- Instructions to follow: Your task is to copy each line that has the word "Raramente".

::::::::

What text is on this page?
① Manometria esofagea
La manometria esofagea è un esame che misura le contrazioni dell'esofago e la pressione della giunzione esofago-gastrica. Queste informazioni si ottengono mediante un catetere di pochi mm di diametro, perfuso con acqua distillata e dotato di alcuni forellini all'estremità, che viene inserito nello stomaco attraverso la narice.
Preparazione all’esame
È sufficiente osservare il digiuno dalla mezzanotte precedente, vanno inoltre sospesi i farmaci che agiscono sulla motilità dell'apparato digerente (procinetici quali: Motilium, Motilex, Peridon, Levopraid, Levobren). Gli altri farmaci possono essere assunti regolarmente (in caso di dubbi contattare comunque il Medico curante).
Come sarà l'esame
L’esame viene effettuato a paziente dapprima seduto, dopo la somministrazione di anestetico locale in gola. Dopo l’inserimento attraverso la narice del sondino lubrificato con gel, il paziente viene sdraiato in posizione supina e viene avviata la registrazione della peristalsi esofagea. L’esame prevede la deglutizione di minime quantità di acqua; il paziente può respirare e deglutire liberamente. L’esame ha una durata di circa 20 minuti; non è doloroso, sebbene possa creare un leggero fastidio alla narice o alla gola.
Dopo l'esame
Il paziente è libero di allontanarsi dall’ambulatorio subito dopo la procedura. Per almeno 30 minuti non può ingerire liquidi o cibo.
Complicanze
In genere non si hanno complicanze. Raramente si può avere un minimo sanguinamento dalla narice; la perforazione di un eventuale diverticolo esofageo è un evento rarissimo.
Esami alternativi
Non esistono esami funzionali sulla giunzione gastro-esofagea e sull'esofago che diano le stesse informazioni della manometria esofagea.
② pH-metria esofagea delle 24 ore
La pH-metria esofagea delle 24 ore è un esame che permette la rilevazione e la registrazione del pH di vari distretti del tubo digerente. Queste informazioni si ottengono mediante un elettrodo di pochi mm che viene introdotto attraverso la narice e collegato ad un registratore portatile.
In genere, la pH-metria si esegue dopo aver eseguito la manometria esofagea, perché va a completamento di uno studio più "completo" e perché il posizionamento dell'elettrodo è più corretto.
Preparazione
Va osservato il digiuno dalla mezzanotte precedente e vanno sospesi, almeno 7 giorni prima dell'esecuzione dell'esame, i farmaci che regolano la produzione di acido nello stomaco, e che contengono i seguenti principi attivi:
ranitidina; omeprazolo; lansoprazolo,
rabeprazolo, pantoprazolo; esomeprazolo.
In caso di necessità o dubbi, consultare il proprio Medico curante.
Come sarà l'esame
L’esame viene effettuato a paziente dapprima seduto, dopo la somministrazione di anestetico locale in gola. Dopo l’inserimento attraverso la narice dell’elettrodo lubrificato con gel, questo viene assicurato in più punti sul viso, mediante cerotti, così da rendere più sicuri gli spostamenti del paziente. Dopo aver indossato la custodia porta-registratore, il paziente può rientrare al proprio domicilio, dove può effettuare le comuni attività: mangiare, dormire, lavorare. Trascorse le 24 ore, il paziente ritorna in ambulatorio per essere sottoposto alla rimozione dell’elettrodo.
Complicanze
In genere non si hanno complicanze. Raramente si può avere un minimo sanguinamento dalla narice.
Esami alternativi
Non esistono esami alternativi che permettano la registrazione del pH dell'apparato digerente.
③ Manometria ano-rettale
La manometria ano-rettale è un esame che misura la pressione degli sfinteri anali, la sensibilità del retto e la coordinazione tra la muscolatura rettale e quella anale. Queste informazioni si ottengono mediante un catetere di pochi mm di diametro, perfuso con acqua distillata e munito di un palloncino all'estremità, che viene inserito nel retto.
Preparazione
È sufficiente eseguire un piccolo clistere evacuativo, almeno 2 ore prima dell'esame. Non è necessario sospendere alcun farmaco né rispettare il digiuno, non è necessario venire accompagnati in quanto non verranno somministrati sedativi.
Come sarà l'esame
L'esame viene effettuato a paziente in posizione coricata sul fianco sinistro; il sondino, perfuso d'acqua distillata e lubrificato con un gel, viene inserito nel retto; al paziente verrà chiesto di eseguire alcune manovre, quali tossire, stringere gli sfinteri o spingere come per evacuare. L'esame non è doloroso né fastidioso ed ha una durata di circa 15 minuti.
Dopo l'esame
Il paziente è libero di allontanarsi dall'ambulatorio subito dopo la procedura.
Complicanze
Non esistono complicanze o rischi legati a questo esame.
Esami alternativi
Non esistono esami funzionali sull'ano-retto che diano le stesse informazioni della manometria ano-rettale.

::::::::

- Expected output:
In genere non si hanno complicanze. Raramente si può avere un minimo sanguinamento dalla narice; la perforazione di un eventuale diverticolo esofageo è un evento rarissimo.
In genere non si hanno complicanze. Raramente si può avere un minimo sanguinamento dalla narice.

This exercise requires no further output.